> Instructions for the task: Reproduce the records below in full and without edits, omitting images.

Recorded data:
--- Begin ---
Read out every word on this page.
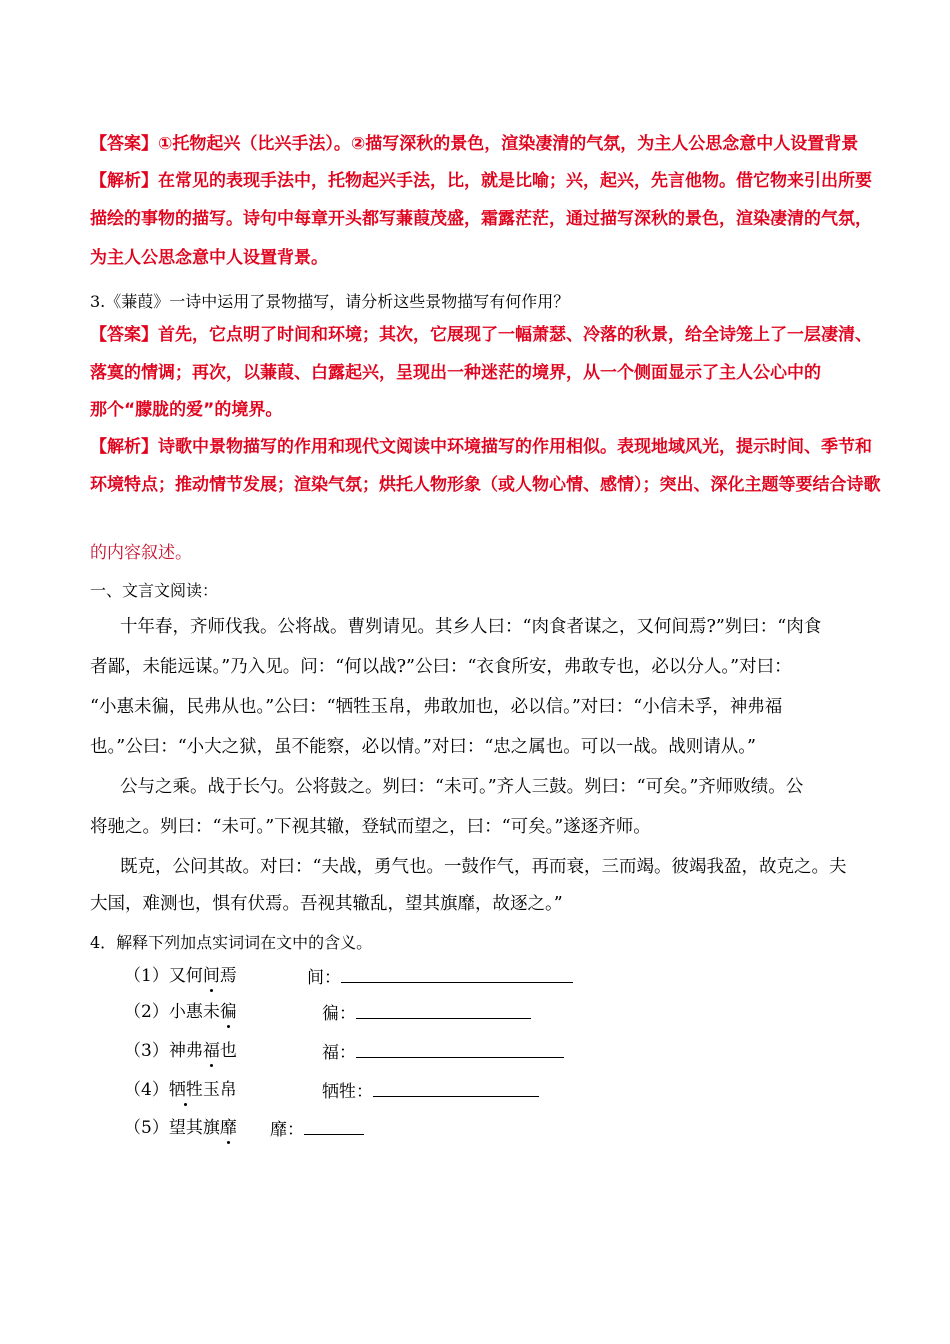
【答案】①托物起兴（比兴手法）。②描写深秋的景色，渲染凄清的气氛，为主人公思念意中人设置背景
【解析】在常见的表现手法中，托物起兴手法，比，就是比喻；兴，起兴，先言他物。借它物来引出所要
描绘的事物的描写。诗句中每章开头都写蒹葭茂盛，霜露茫茫，通过描写深秋的景色，渲染凄清的气氛，
为主人公思念意中人设置背景。
3.《蒹葭》一诗中运用了景物描写，请分析这些景物描写有何作用？
【答案】首先，它点明了时间和环境；其次，它展现了一幅萧瑟、冷落的秋景，给全诗笼上了一层凄清、
落寞的情调；再次，以蒹葭、白露起兴，呈现出一种迷茫的境界，从一个侧面显示了主人公心中的
那个“朦胧的爱”的境界。
【解析】诗歌中景物描写的作用和现代文阅读中环境描写的作用相似。表现地域风光，提示时间、季节和
环境特点；推动情节发展；渲染气氛；烘托人物形象（或人物心情、感情）；突出、深化主题等要结合诗歌
的内容叙述。
一、文言文阅读：
十年春，齐师伐我。公将战。曹刿请见。其乡人曰：“肉食者谋之，又何间焉?”刿曰：“肉食
者鄙，未能远谋。”乃入见。问：“何以战?”公曰：“衣食所安，弗敢专也，必以分人。”对曰：
“小惠未徧，民弗从也。”公曰：“牺牲玉帛，弗敢加也，必以信。”对曰：“小信未孚，神弗福
也。”公曰：“小大之狱，虽不能察，必以情。”对曰：“忠之属也。可以一战。战则请从。”
公与之乘。战于长勺。公将鼓之。刿曰：“未可。”齐人三鼓。刿曰：“可矣。”齐师败绩。公
将驰之。刿曰：“未可。”下视其辙，登轼而望之，曰：“可矣。”遂逐齐师。
既克，公问其故。对曰：“夫战，勇气也。一鼓作气，再而衰，三而竭。彼竭我盈，故克之。夫
大国，难测也，惧有伏焉。吾视其辙乱，望其旗靡，故逐之。”
4．解释下列加点实词词在文中的含义。
（1）又何间焉	间：
（2）小惠未徧	徧：
（3）神弗福也	福：
（4）牺牲玉帛	牺牲：
（5）望其旗靡 靡：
--- End ---
> Correct output:
Read out every word on this page.
【答案】①托物起兴（比兴手法）。②描写深秋的景色，渲染凄清的气氛，为主人公思念意中人设置背景
【解析】在常见的表现手法中，托物起兴手法，比，就是比喻；兴，起兴，先言他物。借它物来引出所要
描绘的事物的描写。诗句中每章开头都写蒹葭茂盛，霜露茫茫，通过描写深秋的景色，渲染凄清的气氛，
为主人公思念意中人设置背景。
3.《蒹葭》一诗中运用了景物描写，请分析这些景物描写有何作用？
【答案】首先，它点明了时间和环境；其次，它展现了一幅萧瑟、冷落的秋景，给全诗笼上了一层凄清、
落寞的情调；再次，以蒹葭、白露起兴，呈现出一种迷茫的境界，从一个侧面显示了主人公心中的
那个“朦胧的爱”的境界。
【解析】诗歌中景物描写的作用和现代文阅读中环境描写的作用相似。表现地域风光，提示时间、季节和
环境特点；推动情节发展；渲染气氛；烘托人物形象（或人物心情、感情）；突出、深化主题等要结合诗歌
的内容叙述。
一、文言文阅读：
十年春，齐师伐我。公将战。曹刿请见。其乡人曰：“肉食者谋之，又何间焉?”刿曰：“肉食
者鄙，未能远谋。”乃入见。问：“何以战?”公曰：“衣食所安，弗敢专也，必以分人。”对曰：
“小惠未徧，民弗从也。”公曰：“牺牲玉帛，弗敢加也，必以信。”对曰：“小信未孚，神弗福
也。”公曰：“小大之狱，虽不能察，必以情。”对曰：“忠之属也。可以一战。战则请从。”
公与之乘。战于长勺。公将鼓之。刿曰：“未可。”齐人三鼓。刿曰：“可矣。”齐师败绩。公
将驰之。刿曰：“未可。”下视其辙，登轼而望之，曰：“可矣。”遂逐齐师。
既克，公问其故。对曰：“夫战，勇气也。一鼓作气，再而衰，三而竭。彼竭我盈，故克之。夫
大国，难测也，惧有伏焉。吾视其辙乱，望其旗靡，故逐之。”
4．解释下列加点实词词在文中的含义。
（1）又何间焉	间：
（2）小惠未徧	徧：
（3）神弗福也	福：
（4）牺牲玉帛	牺牲：
（5）望其旗靡 靡：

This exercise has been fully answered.